[Exercise description]
Answer with a single number: how many lines in the listing below include "name"?

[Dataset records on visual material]
::::

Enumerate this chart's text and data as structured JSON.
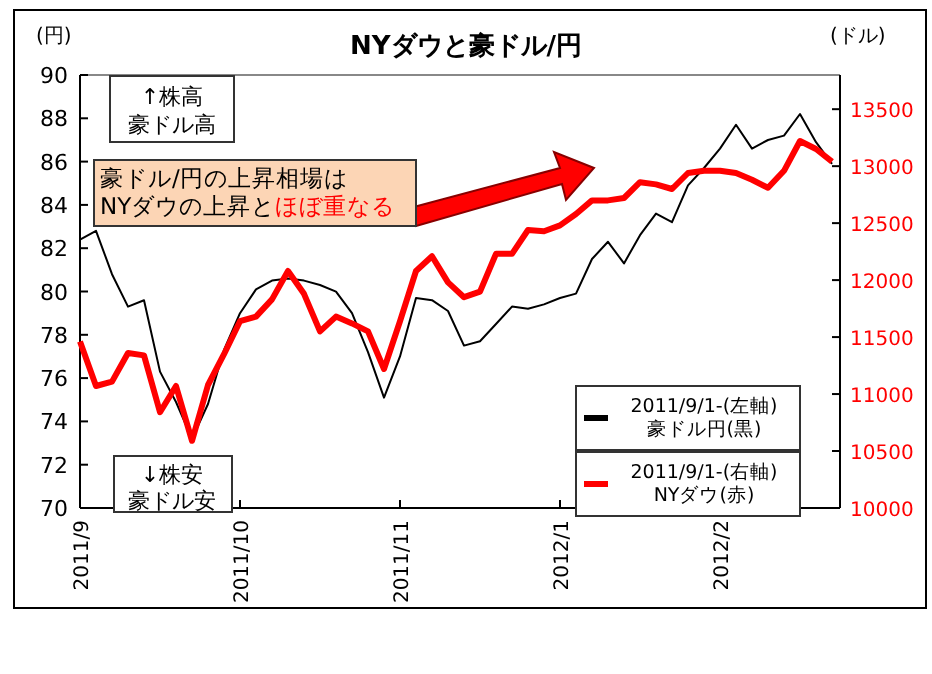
{
  "chart_data": {
    "type": "line",
    "title": "NYダウと豪ドル/円",
    "ylabel": "(円)",
    "y2label": "(ドル)",
    "categories": [
      "2011/9",
      null,
      null,
      null,
      null,
      null,
      null,
      null,
      null,
      null,
      "2011/10",
      null,
      null,
      null,
      null,
      null,
      null,
      null,
      null,
      null,
      "2011/11",
      null,
      null,
      null,
      null,
      null,
      null,
      null,
      null,
      null,
      "2012/1",
      null,
      null,
      null,
      null,
      null,
      null,
      null,
      null,
      null,
      "2012/2",
      null,
      null,
      null,
      null,
      null,
      null,
      null
    ],
    "ylim": [
      70,
      90
    ],
    "yticks": [
      70,
      72,
      74,
      76,
      78,
      80,
      82,
      84,
      86,
      88,
      90
    ],
    "y2lim": [
      10000,
      13800
    ],
    "y2ticks": [
      10000,
      10500,
      11000,
      11500,
      12000,
      12500,
      13000,
      13500
    ],
    "legend": "bottom right",
    "grid": false,
    "annotations": [
      "↑株高",
      "豪ドル高",
      "豪ドル/円の上昇相場は",
      "NYダウの上昇と",
      "ほぼ重なる",
      "↓株安",
      "豪ドル安"
    ],
    "series": [
      {
        "name": "2011/9/1-(左軸)\n豪ドル円(黒)",
        "color": "#000000",
        "axis": "y",
        "values": [
          82.4,
          82.8,
          80.8,
          79.3,
          79.6,
          76.3,
          74.9,
          73.2,
          74.8,
          77.3,
          79.0,
          80.1,
          80.5,
          80.6,
          80.5,
          80.3,
          80.0,
          79.0,
          77.2,
          75.1,
          77.0,
          79.7,
          79.6,
          79.1,
          77.5,
          77.7,
          78.5,
          79.3,
          79.2,
          79.4,
          79.7,
          79.9,
          81.5,
          82.3,
          81.3,
          82.6,
          83.6,
          83.2,
          84.9,
          85.7,
          86.6,
          87.7,
          86.6,
          87.0,
          87.2,
          88.2,
          86.9,
          85.9
        ]
      },
      {
        "name": "2011/9/1-(右軸)\nNYダウ(赤)",
        "color": "#ff0000",
        "axis": "y2",
        "values": [
          11460,
          11070,
          11110,
          11360,
          11340,
          10840,
          11070,
          10590,
          11080,
          11350,
          11640,
          11680,
          11830,
          12080,
          11880,
          11550,
          11680,
          11620,
          11550,
          11220,
          11640,
          12080,
          12210,
          11980,
          11850,
          11900,
          12230,
          12230,
          12440,
          12430,
          12480,
          12580,
          12700,
          12700,
          12720,
          12860,
          12840,
          12800,
          12940,
          12960,
          12960,
          12940,
          12880,
          12810,
          12960,
          13220,
          13150,
          13040
        ]
      }
    ]
  }
}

::::

[Answer to this exercise]
2